WHAT NEEDS TO BE DONE:
Below are some records. Pull every line that contains the word "mercancías".

Saved data entries:
— Begin —
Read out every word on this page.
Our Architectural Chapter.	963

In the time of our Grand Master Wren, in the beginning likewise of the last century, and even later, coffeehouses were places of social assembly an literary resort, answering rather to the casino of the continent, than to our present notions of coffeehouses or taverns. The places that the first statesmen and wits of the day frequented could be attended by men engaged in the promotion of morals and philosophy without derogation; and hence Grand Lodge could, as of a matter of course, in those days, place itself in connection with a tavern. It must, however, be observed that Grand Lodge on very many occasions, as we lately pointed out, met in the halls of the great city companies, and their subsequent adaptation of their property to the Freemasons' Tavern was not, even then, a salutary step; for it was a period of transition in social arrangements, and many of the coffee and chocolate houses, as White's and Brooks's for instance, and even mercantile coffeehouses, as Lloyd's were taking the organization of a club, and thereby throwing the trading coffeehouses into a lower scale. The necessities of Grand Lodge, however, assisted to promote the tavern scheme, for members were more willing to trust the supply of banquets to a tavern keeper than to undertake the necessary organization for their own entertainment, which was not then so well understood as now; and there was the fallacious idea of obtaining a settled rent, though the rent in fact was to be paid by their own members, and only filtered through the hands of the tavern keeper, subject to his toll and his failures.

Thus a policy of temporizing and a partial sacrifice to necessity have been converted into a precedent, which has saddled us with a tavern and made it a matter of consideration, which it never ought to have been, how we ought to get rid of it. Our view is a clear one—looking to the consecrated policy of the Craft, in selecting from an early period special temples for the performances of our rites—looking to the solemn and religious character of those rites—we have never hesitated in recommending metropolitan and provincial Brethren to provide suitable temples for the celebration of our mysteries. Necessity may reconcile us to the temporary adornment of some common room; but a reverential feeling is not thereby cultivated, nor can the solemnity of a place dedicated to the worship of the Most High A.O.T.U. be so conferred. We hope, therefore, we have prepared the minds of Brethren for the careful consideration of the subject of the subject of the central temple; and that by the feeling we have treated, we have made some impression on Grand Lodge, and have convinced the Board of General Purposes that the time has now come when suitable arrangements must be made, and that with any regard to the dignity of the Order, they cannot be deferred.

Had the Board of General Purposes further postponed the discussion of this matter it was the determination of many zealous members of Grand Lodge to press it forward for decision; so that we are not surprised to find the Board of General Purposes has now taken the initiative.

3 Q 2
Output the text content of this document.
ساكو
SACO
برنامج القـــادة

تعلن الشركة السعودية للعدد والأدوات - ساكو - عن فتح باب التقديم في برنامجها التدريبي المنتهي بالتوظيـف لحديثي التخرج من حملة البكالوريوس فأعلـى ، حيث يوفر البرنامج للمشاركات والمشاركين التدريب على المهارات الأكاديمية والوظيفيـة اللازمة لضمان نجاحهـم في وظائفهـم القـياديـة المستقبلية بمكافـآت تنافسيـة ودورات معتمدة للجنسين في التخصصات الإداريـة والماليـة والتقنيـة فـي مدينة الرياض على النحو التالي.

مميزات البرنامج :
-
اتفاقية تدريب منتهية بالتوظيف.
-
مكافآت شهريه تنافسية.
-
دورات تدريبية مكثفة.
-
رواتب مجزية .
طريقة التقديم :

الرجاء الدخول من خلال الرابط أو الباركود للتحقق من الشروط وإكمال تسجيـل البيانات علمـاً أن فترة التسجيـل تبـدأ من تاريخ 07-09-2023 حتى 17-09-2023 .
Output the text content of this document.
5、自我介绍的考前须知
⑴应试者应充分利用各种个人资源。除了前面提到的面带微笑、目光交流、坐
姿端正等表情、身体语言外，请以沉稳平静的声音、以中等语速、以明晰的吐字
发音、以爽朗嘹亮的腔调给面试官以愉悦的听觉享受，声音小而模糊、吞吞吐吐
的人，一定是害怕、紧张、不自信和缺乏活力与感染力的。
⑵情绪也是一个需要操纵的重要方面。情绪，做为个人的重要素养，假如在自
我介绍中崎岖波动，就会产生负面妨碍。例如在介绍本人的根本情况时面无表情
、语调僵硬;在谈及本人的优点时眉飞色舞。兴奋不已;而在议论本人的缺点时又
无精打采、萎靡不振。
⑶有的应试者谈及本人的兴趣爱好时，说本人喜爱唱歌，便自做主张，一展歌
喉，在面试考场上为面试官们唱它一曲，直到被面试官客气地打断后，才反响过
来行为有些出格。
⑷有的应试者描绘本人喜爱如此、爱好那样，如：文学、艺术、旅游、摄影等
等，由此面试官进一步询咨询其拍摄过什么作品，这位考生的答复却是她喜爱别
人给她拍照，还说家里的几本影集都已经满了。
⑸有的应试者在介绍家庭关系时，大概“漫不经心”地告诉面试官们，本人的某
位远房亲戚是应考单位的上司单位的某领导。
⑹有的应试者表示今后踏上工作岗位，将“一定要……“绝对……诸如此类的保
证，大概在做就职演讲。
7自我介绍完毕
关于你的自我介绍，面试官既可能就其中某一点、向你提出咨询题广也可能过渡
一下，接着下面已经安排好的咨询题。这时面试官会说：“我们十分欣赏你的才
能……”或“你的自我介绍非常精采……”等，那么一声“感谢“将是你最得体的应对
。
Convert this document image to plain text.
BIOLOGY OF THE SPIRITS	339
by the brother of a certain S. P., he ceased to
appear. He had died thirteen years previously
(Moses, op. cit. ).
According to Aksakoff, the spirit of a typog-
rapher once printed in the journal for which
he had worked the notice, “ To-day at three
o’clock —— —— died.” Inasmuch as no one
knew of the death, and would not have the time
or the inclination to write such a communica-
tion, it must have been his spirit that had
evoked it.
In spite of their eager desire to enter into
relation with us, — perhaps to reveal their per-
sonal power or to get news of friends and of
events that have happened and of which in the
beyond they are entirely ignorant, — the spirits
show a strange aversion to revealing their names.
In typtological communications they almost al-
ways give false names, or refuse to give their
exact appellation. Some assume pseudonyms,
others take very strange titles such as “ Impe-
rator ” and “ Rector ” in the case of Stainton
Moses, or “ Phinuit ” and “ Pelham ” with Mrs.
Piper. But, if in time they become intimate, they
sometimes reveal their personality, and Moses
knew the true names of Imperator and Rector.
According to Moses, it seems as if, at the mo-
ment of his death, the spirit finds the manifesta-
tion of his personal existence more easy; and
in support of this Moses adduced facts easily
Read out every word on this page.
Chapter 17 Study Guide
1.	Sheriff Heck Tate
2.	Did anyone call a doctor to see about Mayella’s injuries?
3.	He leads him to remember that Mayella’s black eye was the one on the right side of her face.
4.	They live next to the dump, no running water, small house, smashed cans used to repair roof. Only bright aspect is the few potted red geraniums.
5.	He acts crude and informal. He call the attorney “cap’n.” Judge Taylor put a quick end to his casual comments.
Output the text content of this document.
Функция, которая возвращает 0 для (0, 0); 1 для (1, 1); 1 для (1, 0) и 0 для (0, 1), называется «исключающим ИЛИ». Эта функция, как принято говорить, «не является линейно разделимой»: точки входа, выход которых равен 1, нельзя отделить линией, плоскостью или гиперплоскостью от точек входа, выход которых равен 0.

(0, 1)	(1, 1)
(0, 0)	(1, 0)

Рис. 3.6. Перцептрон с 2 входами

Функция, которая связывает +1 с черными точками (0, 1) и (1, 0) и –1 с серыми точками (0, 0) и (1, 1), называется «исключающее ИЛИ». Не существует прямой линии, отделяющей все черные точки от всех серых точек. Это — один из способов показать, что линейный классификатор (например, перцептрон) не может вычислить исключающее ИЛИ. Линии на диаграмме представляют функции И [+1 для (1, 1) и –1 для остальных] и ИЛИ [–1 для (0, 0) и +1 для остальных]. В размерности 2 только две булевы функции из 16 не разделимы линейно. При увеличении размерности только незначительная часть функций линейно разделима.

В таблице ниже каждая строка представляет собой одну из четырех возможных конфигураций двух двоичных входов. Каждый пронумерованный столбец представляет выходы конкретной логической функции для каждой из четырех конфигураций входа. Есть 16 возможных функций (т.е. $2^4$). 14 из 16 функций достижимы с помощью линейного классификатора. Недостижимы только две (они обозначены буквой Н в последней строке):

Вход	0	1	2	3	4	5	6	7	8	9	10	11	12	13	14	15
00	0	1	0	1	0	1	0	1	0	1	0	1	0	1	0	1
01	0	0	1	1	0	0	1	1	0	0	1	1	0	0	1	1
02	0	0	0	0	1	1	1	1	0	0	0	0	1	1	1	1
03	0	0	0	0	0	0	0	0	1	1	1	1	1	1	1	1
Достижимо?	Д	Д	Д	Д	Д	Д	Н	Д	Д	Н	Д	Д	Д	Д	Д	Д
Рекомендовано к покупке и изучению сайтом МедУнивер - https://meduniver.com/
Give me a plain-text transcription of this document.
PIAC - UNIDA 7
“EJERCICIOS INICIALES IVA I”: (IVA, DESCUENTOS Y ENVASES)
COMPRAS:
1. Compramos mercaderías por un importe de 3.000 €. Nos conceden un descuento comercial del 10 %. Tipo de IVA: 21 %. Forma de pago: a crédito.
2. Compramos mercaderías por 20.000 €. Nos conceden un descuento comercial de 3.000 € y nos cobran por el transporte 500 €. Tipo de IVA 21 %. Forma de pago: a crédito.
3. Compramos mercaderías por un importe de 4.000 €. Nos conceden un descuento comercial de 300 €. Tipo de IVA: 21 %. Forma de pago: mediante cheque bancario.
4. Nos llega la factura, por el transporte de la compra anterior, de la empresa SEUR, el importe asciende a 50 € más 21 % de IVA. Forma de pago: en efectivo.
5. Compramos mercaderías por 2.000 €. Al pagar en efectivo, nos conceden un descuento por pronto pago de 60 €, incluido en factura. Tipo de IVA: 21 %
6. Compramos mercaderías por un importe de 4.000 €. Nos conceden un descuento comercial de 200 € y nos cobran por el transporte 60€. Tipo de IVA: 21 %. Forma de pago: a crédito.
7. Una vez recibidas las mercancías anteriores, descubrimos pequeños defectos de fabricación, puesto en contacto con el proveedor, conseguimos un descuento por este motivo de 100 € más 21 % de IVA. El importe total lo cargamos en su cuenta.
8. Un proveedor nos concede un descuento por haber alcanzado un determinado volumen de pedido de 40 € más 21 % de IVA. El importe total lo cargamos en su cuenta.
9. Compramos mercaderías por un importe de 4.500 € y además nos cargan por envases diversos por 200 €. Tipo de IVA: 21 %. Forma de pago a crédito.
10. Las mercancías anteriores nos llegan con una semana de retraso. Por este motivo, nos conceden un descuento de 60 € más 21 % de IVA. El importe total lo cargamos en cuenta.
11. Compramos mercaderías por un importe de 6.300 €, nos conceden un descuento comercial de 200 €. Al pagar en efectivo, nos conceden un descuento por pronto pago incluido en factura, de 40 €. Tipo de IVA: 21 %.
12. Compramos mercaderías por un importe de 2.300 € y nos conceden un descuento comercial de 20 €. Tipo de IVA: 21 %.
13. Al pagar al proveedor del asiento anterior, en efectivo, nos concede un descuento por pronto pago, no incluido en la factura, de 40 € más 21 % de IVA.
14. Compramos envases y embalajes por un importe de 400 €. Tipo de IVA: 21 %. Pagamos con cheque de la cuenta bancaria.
— End —
COMPLETE OUTPUT:
7. Una vez recibidas las mercancías anteriores, descubrimos pequeños defectos de fabricación, puesto en contacto con el proveedor, conseguimos un descuento por este motivo de 100 € más 21 % de IVA. El importe total lo cargamos en su cuenta.
10. Las mercancías anteriores nos llegan con una semana de retraso. Por este motivo, nos conceden un descuento de 60 € más 21 % de IVA. El importe total lo cargamos en cuenta.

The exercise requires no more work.